Exercise details ->
Scan the data beneath this task and copy each line that includes "buick".

(Figure content listings)

────────────────────

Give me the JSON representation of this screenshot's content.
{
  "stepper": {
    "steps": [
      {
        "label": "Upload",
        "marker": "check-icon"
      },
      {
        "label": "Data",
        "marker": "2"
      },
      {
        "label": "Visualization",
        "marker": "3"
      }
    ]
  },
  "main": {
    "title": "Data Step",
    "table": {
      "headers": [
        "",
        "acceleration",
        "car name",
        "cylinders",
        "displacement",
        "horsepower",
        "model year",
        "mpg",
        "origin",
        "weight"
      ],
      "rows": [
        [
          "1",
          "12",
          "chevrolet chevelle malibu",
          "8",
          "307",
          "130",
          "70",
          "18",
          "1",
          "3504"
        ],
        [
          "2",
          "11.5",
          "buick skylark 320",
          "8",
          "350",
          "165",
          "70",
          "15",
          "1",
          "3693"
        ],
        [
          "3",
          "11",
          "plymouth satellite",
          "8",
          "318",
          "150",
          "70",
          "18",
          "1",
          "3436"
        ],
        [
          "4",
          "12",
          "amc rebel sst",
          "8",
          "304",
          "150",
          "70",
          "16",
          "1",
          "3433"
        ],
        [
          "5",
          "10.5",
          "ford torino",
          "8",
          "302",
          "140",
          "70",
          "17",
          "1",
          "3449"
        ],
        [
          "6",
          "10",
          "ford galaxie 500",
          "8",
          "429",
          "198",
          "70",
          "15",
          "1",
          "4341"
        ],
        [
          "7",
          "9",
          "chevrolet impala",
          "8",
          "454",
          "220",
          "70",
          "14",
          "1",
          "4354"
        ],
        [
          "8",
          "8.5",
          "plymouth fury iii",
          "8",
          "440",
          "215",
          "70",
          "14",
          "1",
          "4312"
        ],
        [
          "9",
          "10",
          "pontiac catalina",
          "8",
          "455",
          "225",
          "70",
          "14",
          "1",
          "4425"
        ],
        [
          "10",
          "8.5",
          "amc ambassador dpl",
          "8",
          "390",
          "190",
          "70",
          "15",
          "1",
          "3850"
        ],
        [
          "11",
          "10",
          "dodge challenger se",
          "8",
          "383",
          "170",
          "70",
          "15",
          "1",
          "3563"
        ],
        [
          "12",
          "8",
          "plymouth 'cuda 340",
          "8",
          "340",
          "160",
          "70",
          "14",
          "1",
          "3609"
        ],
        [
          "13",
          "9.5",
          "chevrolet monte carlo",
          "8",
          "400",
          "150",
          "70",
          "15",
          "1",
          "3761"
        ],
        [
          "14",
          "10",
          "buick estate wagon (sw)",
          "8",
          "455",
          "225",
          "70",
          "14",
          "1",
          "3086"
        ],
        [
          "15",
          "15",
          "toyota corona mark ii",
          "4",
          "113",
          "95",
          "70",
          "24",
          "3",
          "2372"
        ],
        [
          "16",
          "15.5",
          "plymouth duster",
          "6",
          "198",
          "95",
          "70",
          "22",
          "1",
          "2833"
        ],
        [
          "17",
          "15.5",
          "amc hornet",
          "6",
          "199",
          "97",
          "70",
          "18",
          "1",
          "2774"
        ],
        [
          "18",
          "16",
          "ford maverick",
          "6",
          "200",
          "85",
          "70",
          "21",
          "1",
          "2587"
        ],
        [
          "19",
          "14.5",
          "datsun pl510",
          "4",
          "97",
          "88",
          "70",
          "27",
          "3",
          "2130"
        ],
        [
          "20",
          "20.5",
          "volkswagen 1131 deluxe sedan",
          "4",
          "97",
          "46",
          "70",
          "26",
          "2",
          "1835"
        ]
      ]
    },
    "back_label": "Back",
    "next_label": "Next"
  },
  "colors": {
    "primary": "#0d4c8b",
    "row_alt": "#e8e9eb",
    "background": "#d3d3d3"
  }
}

────────────────────

Final result ->
          "buick skylark 320",
          "buick estate wagon (sw)",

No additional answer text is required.